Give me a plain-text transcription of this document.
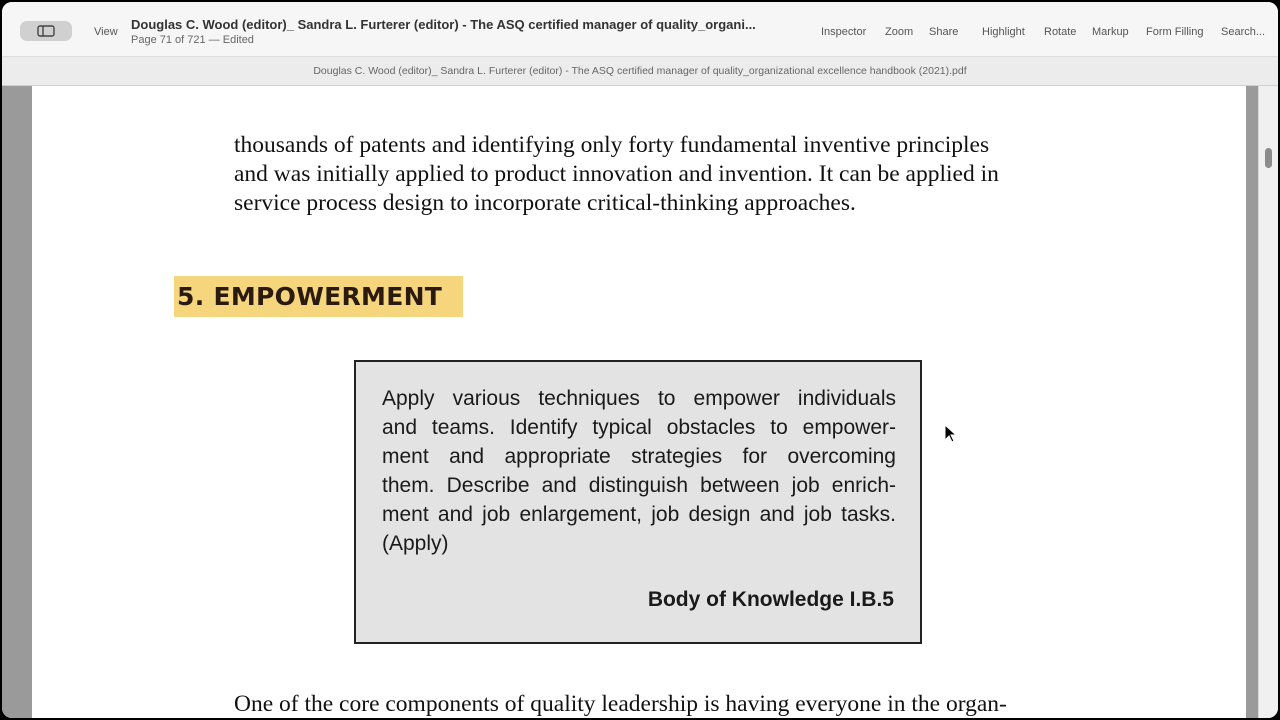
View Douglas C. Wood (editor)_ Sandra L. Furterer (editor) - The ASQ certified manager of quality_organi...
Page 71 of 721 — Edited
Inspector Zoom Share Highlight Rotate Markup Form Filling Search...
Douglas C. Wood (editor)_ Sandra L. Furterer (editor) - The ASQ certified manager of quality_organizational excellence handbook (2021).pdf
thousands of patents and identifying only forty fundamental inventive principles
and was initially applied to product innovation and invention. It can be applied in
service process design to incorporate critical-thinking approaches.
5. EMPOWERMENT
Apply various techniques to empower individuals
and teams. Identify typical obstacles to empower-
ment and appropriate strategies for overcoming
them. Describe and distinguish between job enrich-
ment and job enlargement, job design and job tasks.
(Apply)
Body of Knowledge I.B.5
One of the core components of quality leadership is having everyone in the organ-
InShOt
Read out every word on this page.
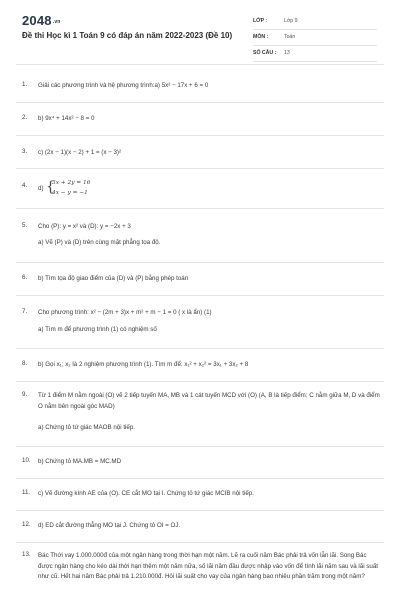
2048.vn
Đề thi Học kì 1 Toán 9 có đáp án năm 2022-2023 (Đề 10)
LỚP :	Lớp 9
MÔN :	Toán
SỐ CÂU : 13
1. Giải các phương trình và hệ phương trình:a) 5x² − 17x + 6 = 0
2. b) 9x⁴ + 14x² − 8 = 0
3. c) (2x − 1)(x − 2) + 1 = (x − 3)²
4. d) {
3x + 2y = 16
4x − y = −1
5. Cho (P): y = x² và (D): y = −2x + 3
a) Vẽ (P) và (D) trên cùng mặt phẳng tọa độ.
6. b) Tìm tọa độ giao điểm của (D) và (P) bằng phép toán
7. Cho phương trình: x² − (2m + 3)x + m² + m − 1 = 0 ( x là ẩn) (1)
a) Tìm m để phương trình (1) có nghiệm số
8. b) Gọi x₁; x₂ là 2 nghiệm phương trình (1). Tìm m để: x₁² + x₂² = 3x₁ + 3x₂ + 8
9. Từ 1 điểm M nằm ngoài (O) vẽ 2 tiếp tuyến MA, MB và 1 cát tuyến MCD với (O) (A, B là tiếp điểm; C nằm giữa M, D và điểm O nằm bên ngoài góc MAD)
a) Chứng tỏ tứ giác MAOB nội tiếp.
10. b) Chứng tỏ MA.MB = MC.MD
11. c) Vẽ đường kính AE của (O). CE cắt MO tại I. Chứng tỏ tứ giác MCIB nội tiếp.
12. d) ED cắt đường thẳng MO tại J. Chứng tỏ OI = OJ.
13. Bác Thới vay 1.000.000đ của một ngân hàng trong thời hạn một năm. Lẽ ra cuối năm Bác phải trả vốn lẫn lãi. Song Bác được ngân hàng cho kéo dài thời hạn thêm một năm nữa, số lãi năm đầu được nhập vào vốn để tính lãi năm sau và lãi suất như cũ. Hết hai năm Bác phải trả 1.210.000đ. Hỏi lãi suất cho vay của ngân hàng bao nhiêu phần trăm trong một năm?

::::

▶ _Exercise directions_: Identify and copy all lines with the word "tiếp".

▶ _Written solution_:
9. Từ 1 điểm M nằm ngoài (O) vẽ 2 tiếp tuyến MA, MB và 1 cát tuyến MCD với (O) (A, B là tiếp điểm; C nằm giữa M, D và điểm O nằm bên ngoài góc MAD)
a) Chứng tỏ tứ giác MAOB nội tiếp.
11. c) Vẽ đường kính AE của (O). CE cắt MO tại I. Chứng tỏ tứ giác MCIB nội tiếp.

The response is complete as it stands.